# Brief
Collect every line below that contains the word "marker".

# Records for the task
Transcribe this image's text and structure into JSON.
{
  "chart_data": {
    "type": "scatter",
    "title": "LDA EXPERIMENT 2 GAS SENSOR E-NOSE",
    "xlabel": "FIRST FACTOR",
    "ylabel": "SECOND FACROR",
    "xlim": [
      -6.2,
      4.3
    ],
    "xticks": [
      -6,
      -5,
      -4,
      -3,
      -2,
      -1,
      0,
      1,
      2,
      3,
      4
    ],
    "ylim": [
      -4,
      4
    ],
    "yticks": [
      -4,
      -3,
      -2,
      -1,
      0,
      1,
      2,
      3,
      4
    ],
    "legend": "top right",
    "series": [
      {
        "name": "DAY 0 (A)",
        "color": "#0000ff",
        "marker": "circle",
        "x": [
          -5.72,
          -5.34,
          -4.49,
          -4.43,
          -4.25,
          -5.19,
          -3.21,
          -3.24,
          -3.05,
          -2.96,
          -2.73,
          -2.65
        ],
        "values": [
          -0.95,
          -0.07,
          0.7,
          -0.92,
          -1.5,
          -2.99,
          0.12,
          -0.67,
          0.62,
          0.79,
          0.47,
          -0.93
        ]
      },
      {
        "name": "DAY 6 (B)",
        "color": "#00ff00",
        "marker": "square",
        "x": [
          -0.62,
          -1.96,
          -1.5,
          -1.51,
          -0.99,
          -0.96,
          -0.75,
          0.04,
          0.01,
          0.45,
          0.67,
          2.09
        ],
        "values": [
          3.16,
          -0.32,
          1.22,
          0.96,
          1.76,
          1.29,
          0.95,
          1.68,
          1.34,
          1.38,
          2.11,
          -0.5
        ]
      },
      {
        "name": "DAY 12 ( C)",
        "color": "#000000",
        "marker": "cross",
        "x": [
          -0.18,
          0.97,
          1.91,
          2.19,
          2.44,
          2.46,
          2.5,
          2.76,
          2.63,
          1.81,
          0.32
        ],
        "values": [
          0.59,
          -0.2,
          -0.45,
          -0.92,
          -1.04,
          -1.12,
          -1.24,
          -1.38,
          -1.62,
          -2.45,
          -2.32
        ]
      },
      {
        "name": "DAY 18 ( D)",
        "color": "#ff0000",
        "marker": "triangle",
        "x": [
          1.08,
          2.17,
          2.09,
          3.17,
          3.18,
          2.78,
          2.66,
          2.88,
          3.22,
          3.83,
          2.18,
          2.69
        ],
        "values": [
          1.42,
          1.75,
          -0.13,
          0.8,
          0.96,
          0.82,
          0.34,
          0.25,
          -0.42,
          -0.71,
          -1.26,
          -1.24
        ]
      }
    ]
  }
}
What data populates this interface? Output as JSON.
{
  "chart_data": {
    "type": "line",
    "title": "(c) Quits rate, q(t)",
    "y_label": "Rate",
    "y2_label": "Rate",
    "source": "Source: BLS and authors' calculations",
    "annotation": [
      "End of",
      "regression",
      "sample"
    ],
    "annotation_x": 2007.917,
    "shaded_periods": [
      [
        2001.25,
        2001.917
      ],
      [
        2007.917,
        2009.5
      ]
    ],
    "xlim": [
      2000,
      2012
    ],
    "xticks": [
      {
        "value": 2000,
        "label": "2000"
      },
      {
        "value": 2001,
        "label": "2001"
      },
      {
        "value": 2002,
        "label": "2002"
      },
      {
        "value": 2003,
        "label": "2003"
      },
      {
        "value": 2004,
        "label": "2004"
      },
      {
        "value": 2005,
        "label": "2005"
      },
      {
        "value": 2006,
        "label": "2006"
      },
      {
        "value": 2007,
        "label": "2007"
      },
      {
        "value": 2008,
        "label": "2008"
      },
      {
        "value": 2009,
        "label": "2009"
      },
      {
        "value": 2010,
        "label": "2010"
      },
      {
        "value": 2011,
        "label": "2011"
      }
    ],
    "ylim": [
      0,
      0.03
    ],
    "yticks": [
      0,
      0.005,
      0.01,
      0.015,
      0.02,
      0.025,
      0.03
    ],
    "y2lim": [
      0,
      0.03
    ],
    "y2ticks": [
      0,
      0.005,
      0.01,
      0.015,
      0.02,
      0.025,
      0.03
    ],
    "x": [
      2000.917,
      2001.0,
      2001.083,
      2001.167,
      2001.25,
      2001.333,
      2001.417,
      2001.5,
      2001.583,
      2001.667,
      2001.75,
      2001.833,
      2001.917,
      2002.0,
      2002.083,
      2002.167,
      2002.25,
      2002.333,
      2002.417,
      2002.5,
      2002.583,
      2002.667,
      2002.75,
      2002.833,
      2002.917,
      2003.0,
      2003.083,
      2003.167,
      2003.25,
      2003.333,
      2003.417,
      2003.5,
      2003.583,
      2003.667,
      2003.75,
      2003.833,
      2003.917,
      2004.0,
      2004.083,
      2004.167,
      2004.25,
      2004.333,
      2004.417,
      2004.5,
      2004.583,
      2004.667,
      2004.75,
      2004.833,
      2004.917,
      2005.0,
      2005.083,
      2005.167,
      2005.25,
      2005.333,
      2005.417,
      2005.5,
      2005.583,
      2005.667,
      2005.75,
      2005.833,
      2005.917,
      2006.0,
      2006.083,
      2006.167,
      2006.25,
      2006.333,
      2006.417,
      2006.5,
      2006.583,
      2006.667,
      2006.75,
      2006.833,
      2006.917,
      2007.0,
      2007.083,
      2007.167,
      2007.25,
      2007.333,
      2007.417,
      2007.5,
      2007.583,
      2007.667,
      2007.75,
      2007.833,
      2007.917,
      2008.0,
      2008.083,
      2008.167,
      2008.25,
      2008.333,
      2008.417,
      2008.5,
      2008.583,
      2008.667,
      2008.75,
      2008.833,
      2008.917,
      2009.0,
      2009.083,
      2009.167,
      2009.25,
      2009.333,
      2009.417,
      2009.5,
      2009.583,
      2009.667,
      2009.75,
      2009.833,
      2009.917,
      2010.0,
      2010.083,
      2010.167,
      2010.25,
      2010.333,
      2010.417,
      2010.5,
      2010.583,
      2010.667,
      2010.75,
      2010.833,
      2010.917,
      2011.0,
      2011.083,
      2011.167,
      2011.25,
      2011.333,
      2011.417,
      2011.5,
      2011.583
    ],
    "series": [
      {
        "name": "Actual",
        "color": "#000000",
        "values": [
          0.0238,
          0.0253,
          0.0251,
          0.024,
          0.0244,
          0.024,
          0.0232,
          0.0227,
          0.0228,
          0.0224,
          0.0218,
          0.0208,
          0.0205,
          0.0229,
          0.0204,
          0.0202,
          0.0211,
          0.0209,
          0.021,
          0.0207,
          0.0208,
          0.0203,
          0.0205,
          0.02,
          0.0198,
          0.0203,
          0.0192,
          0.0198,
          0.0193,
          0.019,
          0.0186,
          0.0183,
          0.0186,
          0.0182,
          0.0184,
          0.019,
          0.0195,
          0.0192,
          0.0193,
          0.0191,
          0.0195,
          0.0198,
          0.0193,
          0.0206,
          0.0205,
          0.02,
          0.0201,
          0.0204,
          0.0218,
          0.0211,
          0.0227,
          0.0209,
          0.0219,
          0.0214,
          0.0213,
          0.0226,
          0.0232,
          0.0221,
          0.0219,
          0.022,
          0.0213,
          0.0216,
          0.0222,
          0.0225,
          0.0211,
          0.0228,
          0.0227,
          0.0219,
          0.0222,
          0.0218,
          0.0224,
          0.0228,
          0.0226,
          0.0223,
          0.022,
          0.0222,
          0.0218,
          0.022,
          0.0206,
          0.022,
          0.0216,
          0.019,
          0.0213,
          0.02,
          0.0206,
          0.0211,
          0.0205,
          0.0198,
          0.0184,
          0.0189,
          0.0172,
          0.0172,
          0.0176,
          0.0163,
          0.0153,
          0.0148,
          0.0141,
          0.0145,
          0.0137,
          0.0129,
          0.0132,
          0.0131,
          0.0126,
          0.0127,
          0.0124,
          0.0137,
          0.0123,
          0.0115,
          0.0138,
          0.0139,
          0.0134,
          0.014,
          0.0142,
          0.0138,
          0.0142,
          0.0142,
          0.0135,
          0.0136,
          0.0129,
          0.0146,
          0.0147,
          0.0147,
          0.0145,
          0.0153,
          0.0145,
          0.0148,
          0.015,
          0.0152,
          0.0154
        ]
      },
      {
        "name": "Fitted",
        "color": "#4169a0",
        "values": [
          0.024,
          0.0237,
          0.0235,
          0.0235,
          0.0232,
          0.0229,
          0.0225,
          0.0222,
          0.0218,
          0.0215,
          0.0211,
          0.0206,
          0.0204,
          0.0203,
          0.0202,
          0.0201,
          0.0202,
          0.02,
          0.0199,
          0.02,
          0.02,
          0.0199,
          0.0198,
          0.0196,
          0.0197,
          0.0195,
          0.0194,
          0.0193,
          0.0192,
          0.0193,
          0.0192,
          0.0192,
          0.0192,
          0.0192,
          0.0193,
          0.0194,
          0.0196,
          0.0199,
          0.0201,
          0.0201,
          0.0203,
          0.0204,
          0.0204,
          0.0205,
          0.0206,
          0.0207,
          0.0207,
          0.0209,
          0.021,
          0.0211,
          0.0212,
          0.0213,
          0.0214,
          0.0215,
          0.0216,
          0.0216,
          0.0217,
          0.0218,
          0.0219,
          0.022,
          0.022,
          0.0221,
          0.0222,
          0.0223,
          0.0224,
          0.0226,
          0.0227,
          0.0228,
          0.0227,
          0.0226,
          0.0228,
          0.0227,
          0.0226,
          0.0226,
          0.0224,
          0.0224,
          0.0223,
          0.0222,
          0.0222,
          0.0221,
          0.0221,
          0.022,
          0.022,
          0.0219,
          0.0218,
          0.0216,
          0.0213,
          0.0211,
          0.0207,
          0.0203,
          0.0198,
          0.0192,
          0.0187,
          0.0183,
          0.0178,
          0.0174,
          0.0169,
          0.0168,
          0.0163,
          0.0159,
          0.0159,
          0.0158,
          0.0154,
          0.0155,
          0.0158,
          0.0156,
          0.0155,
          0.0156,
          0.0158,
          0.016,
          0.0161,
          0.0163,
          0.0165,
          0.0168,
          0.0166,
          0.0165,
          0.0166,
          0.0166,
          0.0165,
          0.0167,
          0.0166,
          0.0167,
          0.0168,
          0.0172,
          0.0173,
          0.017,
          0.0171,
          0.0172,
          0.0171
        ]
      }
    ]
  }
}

# The answer
        "marker": "circle",
        "marker": "square",
        "marker": "cross",
        "marker": "triangle",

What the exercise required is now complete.